Below are some records: retype them all exactly, but not the pictures.
● ● ● ●
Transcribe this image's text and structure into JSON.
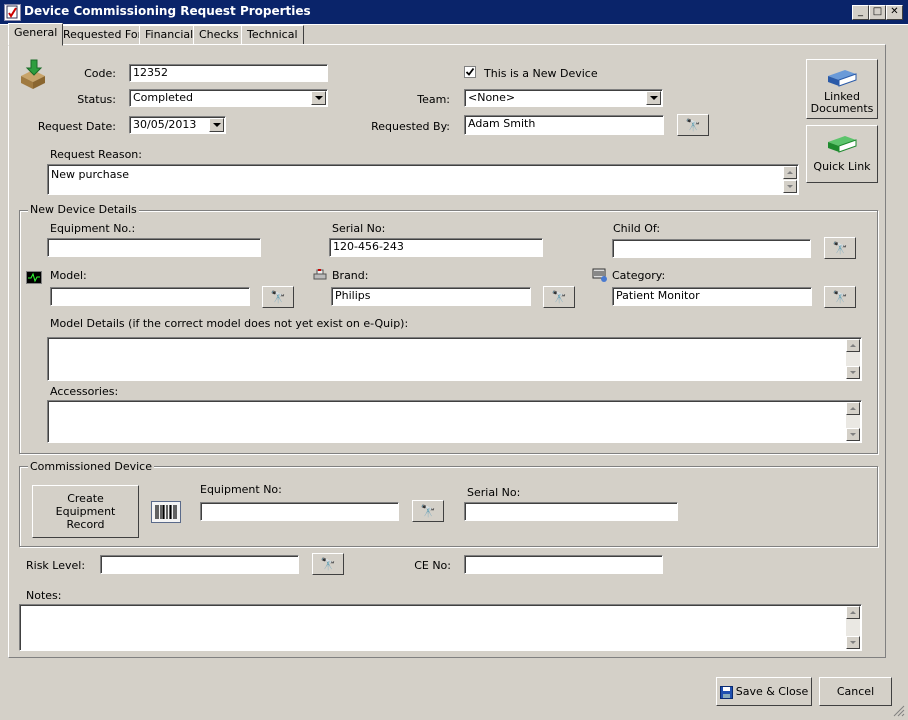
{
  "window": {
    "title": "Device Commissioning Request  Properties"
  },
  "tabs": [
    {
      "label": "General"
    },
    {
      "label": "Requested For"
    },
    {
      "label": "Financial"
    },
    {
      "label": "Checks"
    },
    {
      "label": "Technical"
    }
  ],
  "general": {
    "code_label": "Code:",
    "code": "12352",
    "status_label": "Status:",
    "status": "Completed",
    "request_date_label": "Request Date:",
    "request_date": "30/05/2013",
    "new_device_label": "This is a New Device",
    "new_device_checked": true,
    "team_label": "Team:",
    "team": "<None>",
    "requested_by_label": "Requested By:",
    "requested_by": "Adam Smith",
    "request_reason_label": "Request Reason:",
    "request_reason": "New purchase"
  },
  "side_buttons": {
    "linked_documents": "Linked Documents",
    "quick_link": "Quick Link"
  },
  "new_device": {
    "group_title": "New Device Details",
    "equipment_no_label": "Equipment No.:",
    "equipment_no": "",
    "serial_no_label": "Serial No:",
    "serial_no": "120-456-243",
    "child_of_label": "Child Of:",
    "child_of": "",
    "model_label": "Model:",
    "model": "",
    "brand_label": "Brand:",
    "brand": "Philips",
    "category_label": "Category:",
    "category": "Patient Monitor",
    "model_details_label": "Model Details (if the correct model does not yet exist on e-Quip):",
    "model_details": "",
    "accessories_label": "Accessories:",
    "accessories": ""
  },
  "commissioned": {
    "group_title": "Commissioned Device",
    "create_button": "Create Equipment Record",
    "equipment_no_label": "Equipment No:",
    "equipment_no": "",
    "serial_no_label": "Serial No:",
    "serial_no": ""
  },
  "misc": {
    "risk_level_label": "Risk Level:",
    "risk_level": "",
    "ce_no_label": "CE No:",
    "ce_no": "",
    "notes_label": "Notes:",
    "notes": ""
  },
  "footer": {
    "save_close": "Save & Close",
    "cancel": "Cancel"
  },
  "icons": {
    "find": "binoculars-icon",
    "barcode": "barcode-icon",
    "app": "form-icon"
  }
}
● ● ● ●
The output:
Transcribe this image's text and structure into JSON.
{
  "window": {
    "title": "Device Commissioning Request  Properties"
  },
  "tabs": [
    {
      "label": "General"
    },
    {
      "label": "Requested For"
    },
    {
      "label": "Financial"
    },
    {
      "label": "Checks"
    },
    {
      "label": "Technical"
    }
  ],
  "general": {
    "code_label": "Code:",
    "code": "12352",
    "status_label": "Status:",
    "status": "Completed",
    "request_date_label": "Request Date:",
    "request_date": "30/05/2013",
    "new_device_label": "This is a New Device",
    "new_device_checked": true,
    "team_label": "Team:",
    "team": "<None>",
    "requested_by_label": "Requested By:",
    "requested_by": "Adam Smith",
    "request_reason_label": "Request Reason:",
    "request_reason": "New purchase"
  },
  "side_buttons": {
    "linked_documents": "Linked Documents",
    "quick_link": "Quick Link"
  },
  "new_device": {
    "group_title": "New Device Details",
    "equipment_no_label": "Equipment No.:",
    "equipment_no": "",
    "serial_no_label": "Serial No:",
    "serial_no": "120-456-243",
    "child_of_label": "Child Of:",
    "child_of": "",
    "model_label": "Model:",
    "model": "",
    "brand_label": "Brand:",
    "brand": "Philips",
    "category_label": "Category:",
    "category": "Patient Monitor",
    "model_details_label": "Model Details (if the correct model does not yet exist on e-Quip):",
    "model_details": "",
    "accessories_label": "Accessories:",
    "accessories": ""
  },
  "commissioned": {
    "group_title": "Commissioned Device",
    "create_button": "Create Equipment Record",
    "equipment_no_label": "Equipment No:",
    "equipment_no": "",
    "serial_no_label": "Serial No:",
    "serial_no": ""
  },
  "misc": {
    "risk_level_label": "Risk Level:",
    "risk_level": "",
    "ce_no_label": "CE No:",
    "ce_no": "",
    "notes_label": "Notes:",
    "notes": ""
  },
  "footer": {
    "save_close": "Save & Close",
    "cancel": "Cancel"
  },
  "icons": {
    "find": "binoculars-icon",
    "barcode": "barcode-icon",
    "app": "form-icon"
  }
}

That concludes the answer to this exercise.